— Work instructions —
Copy each line below that includes "maximum".

# Start of Data supplied

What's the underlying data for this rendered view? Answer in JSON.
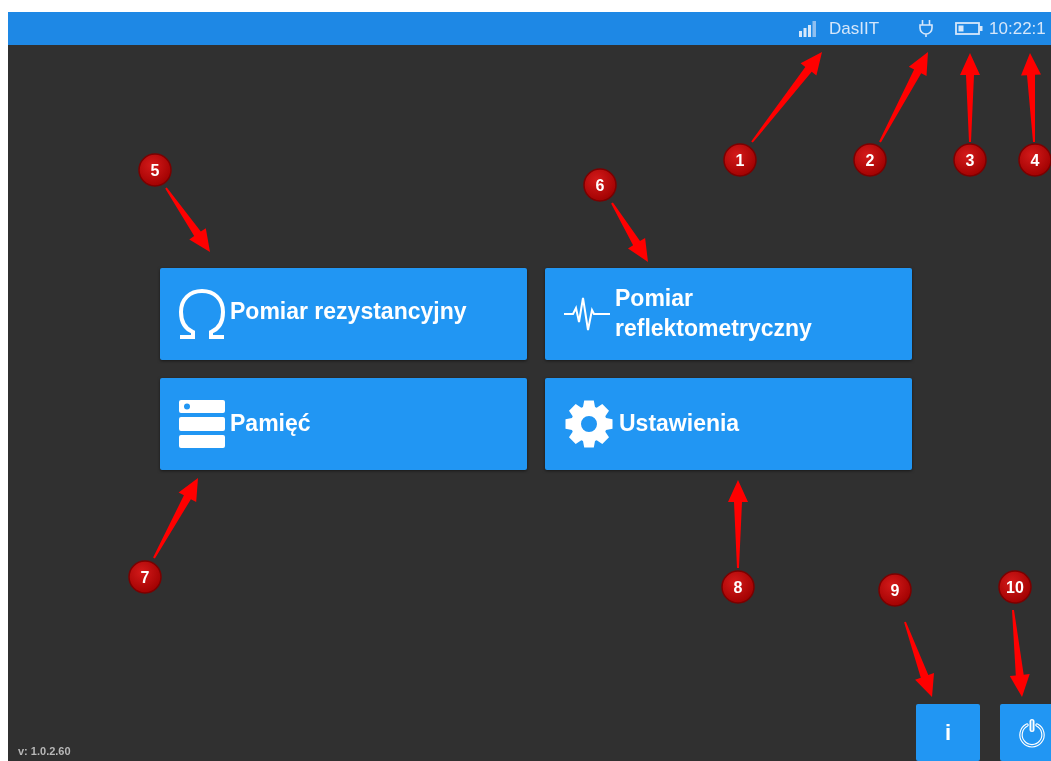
{
  "status_bar": {
    "network_name": "DasIIT",
    "time": "10:22:1"
  },
  "menu_buttons": [
    {
      "kind": "resistance",
      "label": "Pomiar rezystancyjny"
    },
    {
      "kind": "reflectometry",
      "label": "Pomiar reflektometryczny"
    },
    {
      "kind": "memory",
      "label": "Pamięć"
    },
    {
      "kind": "settings",
      "label": "Ustawienia"
    }
  ],
  "version": "v: 1.0.2.60",
  "bottom_buttons": [
    {
      "kind": "info",
      "label": "i"
    },
    {
      "kind": "power"
    }
  ],
  "callouts": [
    {
      "number": "1"
    },
    {
      "number": "2"
    },
    {
      "number": "3"
    },
    {
      "number": "4"
    },
    {
      "number": "5"
    },
    {
      "number": "6"
    },
    {
      "number": "7"
    },
    {
      "number": "8"
    },
    {
      "number": "9"
    },
    {
      "number": "10"
    }
  ]
}
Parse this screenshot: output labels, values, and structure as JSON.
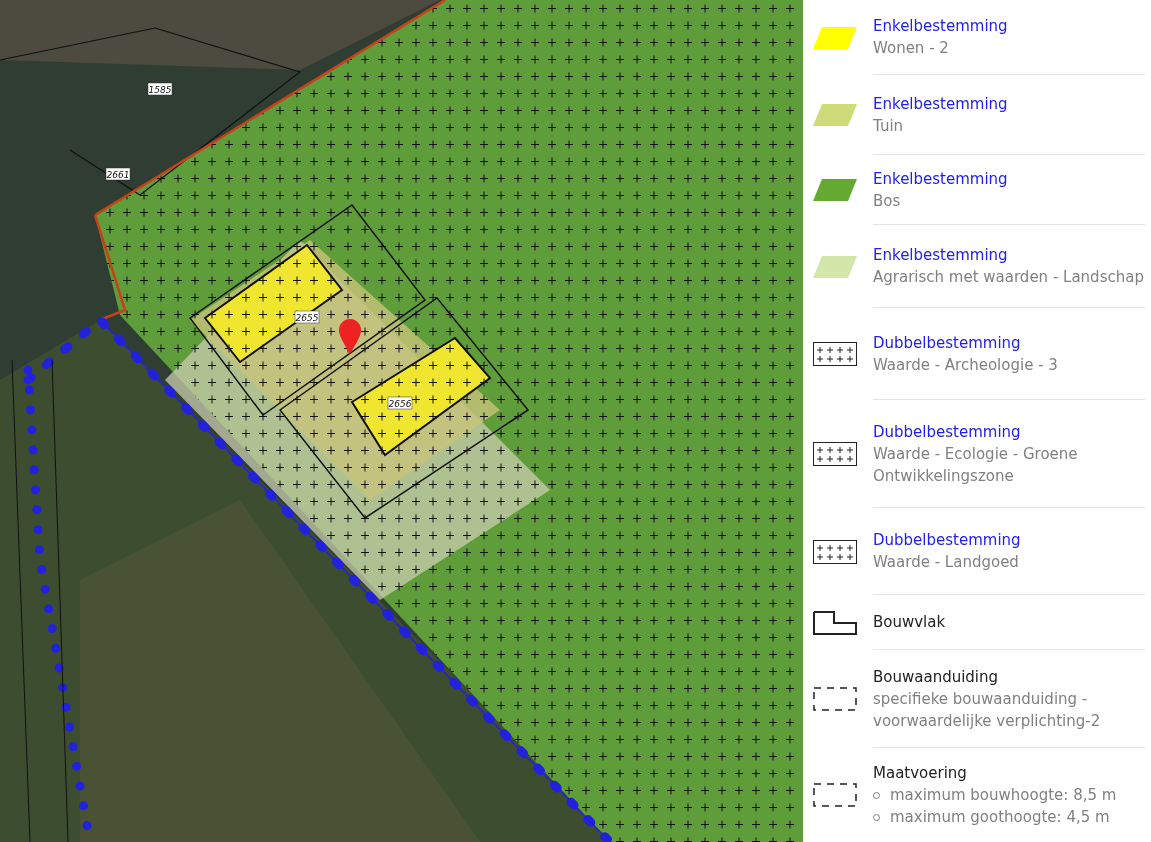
{
  "map": {
    "parcels": [
      "1585",
      "2661",
      "2655",
      "2656"
    ]
  },
  "legend": [
    {
      "kind": "fill",
      "color": "#ffff00",
      "link": true,
      "title": "Enkelbestemming",
      "subtitle": "Wonen - 2"
    },
    {
      "kind": "fill",
      "color": "#cddc78",
      "link": true,
      "title": "Enkelbestemming",
      "subtitle": "Tuin"
    },
    {
      "kind": "fill",
      "color": "#64aa32",
      "link": true,
      "title": "Enkelbestemming",
      "subtitle": "Bos"
    },
    {
      "kind": "fill",
      "color": "#d2e6aa",
      "link": true,
      "title": "Enkelbestemming",
      "subtitle": "Agrarisch met waarden - Landschap"
    },
    {
      "kind": "hatch",
      "link": true,
      "title": "Dubbelbestemming",
      "subtitle": "Waarde - Archeologie - 3"
    },
    {
      "kind": "hatch",
      "link": true,
      "title": "Dubbelbestemming",
      "subtitle": "Waarde - Ecologie - Groene Ontwikkelingszone"
    },
    {
      "kind": "hatch",
      "link": true,
      "title": "Dubbelbestemming",
      "subtitle": "Waarde - Landgoed"
    },
    {
      "kind": "outline",
      "link": false,
      "title": "Bouwvlak"
    },
    {
      "kind": "dashed",
      "link": false,
      "title": "Bouwaanduiding",
      "subtitle": "specifieke bouwaanduiding - voorwaardelijke verplichting-2"
    },
    {
      "kind": "dashed",
      "link": false,
      "title": "Maatvoering",
      "values": [
        "maximum bouwhoogte: 8,5 m",
        "maximum goothoogte: 4,5 m"
      ]
    }
  ]
}
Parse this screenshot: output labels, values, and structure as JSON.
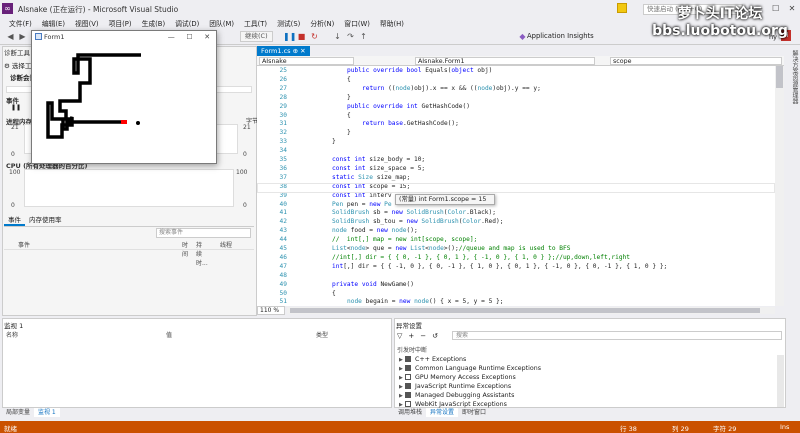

# End of Data supplied

— Answer to the problem —
        "maximum bouwhoogte: 8,5 m",
        "maximum goothoogte: 4,5 m"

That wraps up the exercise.